◆ **WHAT TO PRODUCE**: The records below must be duplicated exactly, character for character.

───

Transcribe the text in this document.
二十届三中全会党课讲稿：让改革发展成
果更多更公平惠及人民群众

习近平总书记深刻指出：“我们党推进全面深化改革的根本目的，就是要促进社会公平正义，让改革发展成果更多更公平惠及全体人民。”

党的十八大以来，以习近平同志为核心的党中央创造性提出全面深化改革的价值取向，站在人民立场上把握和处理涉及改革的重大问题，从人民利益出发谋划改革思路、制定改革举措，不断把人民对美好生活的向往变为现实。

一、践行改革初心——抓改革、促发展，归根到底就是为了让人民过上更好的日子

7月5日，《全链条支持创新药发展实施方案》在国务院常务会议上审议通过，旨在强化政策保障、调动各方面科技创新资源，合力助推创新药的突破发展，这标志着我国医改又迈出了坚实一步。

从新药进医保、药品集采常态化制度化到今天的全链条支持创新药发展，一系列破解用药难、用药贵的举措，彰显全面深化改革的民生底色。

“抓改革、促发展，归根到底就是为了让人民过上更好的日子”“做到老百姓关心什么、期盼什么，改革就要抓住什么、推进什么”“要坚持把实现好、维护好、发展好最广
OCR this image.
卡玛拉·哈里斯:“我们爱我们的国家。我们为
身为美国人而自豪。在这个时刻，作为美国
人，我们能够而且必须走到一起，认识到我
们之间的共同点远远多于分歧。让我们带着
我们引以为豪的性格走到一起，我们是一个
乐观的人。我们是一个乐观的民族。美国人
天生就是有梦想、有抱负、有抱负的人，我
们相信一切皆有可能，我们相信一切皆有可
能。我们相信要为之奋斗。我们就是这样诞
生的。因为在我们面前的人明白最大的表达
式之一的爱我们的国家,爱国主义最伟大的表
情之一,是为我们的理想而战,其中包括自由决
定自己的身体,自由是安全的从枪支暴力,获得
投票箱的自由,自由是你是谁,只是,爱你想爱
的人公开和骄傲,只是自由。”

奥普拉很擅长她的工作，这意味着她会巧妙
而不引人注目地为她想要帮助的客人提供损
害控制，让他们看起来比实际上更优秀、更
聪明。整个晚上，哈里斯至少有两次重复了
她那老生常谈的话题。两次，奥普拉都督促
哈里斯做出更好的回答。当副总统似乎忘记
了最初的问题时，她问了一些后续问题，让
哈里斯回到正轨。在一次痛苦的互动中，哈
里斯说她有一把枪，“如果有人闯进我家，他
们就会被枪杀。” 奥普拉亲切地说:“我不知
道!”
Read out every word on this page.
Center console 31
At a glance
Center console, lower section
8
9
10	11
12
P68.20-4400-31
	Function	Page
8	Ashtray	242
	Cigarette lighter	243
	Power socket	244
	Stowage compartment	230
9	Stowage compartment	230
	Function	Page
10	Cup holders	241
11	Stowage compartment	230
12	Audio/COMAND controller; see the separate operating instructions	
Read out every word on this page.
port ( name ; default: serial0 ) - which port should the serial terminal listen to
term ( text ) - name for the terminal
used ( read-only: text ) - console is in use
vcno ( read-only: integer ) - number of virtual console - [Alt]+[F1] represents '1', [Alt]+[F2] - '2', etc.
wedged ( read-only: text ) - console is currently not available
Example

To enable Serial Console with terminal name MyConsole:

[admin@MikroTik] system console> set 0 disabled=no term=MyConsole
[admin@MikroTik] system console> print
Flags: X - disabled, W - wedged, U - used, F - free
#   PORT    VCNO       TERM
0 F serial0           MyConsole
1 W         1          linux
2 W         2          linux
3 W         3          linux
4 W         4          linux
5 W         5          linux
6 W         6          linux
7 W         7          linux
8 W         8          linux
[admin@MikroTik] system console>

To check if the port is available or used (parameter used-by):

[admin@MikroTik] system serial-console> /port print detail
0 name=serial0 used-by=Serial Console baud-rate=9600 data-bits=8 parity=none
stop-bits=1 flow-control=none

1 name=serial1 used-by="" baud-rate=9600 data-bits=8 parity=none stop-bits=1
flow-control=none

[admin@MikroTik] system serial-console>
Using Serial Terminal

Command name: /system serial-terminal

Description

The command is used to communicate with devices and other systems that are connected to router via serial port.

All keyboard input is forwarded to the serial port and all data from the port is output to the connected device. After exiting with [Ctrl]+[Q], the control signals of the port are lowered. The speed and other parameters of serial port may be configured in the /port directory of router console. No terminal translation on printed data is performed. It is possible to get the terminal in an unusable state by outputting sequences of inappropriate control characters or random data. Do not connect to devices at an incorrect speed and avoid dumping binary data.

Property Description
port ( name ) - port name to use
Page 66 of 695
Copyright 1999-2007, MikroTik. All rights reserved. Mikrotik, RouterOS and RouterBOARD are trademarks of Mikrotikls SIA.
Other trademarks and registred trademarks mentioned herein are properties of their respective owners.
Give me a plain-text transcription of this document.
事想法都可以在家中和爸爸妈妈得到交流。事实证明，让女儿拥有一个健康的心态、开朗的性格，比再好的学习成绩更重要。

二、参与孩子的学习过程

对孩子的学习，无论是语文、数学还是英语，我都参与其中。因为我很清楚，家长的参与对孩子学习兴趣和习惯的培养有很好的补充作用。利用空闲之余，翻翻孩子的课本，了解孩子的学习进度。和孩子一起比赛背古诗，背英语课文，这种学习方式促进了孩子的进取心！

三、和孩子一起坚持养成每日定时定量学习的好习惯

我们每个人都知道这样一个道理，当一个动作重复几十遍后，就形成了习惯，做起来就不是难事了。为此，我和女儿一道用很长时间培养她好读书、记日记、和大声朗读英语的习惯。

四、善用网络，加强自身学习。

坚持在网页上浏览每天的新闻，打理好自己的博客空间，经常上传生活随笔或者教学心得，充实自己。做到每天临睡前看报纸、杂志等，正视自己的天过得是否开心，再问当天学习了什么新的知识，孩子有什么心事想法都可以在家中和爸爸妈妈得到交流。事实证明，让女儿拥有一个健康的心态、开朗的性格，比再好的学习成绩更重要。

───

◆ **THE COMPLETED TASK**:
Transcribe the text in this document.
二十届三中全会党课讲稿：让改革发展成
果更多更公平惠及人民群众

习近平总书记深刻指出：“我们党推进全面深化改革的根本目的，就是要促进社会公平正义，让改革发展成果更多更公平惠及全体人民。”

党的十八大以来，以习近平同志为核心的党中央创造性提出全面深化改革的价值取向，站在人民立场上把握和处理涉及改革的重大问题，从人民利益出发谋划改革思路、制定改革举措，不断把人民对美好生活的向往变为现实。

一、践行改革初心——抓改革、促发展，归根到底就是为了让人民过上更好的日子

7月5日，《全链条支持创新药发展实施方案》在国务院常务会议上审议通过，旨在强化政策保障、调动各方面科技创新资源，合力助推创新药的突破发展，这标志着我国医改又迈出了坚实一步。

从新药进医保、药品集采常态化制度化到今天的全链条支持创新药发展，一系列破解用药难、用药贵的举措，彰显全面深化改革的民生底色。

“抓改革、促发展，归根到底就是为了让人民过上更好的日子”“做到老百姓关心什么、期盼什么，改革就要抓住什么、推进什么”“要坚持把实现好、维护好、发展好最广
OCR this image.
卡玛拉·哈里斯:“我们爱我们的国家。我们为
身为美国人而自豪。在这个时刻，作为美国
人，我们能够而且必须走到一起，认识到我
们之间的共同点远远多于分歧。让我们带着
我们引以为豪的性格走到一起，我们是一个
乐观的人。我们是一个乐观的民族。美国人
天生就是有梦想、有抱负、有抱负的人，我
们相信一切皆有可能，我们相信一切皆有可
能。我们相信要为之奋斗。我们就是这样诞
生的。因为在我们面前的人明白最大的表达
式之一的爱我们的国家,爱国主义最伟大的表
情之一,是为我们的理想而战,其中包括自由决
定自己的身体,自由是安全的从枪支暴力,获得
投票箱的自由,自由是你是谁,只是,爱你想爱
的人公开和骄傲,只是自由。”

奥普拉很擅长她的工作，这意味着她会巧妙
而不引人注目地为她想要帮助的客人提供损
害控制，让他们看起来比实际上更优秀、更
聪明。整个晚上，哈里斯至少有两次重复了
她那老生常谈的话题。两次，奥普拉都督促
哈里斯做出更好的回答。当副总统似乎忘记
了最初的问题时，她问了一些后续问题，让
哈里斯回到正轨。在一次痛苦的互动中，哈
里斯说她有一把枪，“如果有人闯进我家，他
们就会被枪杀。” 奥普拉亲切地说:“我不知
道!”
Read out every word on this page.
Center console 31
At a glance
Center console, lower section
8
9
10	11
12
P68.20-4400-31
	Function	Page
8	Ashtray	242
	Cigarette lighter	243
	Power socket	244
	Stowage compartment	230
9	Stowage compartment	230
	Function	Page
10	Cup holders	241
11	Stowage compartment	230
12	Audio/COMAND controller; see the separate operating instructions	
Read out every word on this page.
port ( name ; default: serial0 ) - which port should the serial terminal listen to
term ( text ) - name for the terminal
used ( read-only: text ) - console is in use
vcno ( read-only: integer ) - number of virtual console - [Alt]+[F1] represents '1', [Alt]+[F2] - '2', etc.
wedged ( read-only: text ) - console is currently not available
Example

To enable Serial Console with terminal name MyConsole:

[admin@MikroTik] system console> set 0 disabled=no term=MyConsole
[admin@MikroTik] system console> print
Flags: X - disabled, W - wedged, U - used, F - free
#   PORT    VCNO       TERM
0 F serial0           MyConsole
1 W         1          linux
2 W         2          linux
3 W         3          linux
4 W         4          linux
5 W         5          linux
6 W         6          linux
7 W         7          linux
8 W         8          linux
[admin@MikroTik] system console>

To check if the port is available or used (parameter used-by):

[admin@MikroTik] system serial-console> /port print detail
0 name=serial0 used-by=Serial Console baud-rate=9600 data-bits=8 parity=none
stop-bits=1 flow-control=none

1 name=serial1 used-by="" baud-rate=9600 data-bits=8 parity=none stop-bits=1
flow-control=none

[admin@MikroTik] system serial-console>
Using Serial Terminal

Command name: /system serial-terminal

Description

The command is used to communicate with devices and other systems that are connected to router via serial port.

All keyboard input is forwarded to the serial port and all data from the port is output to the connected device. After exiting with [Ctrl]+[Q], the control signals of the port are lowered. The speed and other parameters of serial port may be configured in the /port directory of router console. No terminal translation on printed data is performed. It is possible to get the terminal in an unusable state by outputting sequences of inappropriate control characters or random data. Do not connect to devices at an incorrect speed and avoid dumping binary data.

Property Description
port ( name ) - port name to use
Page 66 of 695
Copyright 1999-2007, MikroTik. All rights reserved. Mikrotik, RouterOS and RouterBOARD are trademarks of Mikrotikls SIA.
Other trademarks and registred trademarks mentioned herein are properties of their respective owners.
Give me a plain-text transcription of this document.
事想法都可以在家中和爸爸妈妈得到交流。事实证明，让女儿拥有一个健康的心态、开朗的性格，比再好的学习成绩更重要。

二、参与孩子的学习过程

对孩子的学习，无论是语文、数学还是英语，我都参与其中。因为我很清楚，家长的参与对孩子学习兴趣和习惯的培养有很好的补充作用。利用空闲之余，翻翻孩子的课本，了解孩子的学习进度。和孩子一起比赛背古诗，背英语课文，这种学习方式促进了孩子的进取心！

三、和孩子一起坚持养成每日定时定量学习的好习惯

我们每个人都知道这样一个道理，当一个动作重复几十遍后，就形成了习惯，做起来就不是难事了。为此，我和女儿一道用很长时间培养她好读书、记日记、和大声朗读英语的习惯。

四、善用网络，加强自身学习。

坚持在网页上浏览每天的新闻，打理好自己的博客空间，经常上传生活随笔或者教学心得，充实自己。做到每天临睡前看报纸、杂志等，正视自己的天过得是否开心，再问当天学习了什么新的知识，孩子有什么心事想法都可以在家中和爸爸妈妈得到交流。事实证明，让女儿拥有一个健康的心态、开朗的性格，比再好的学习成绩更重要。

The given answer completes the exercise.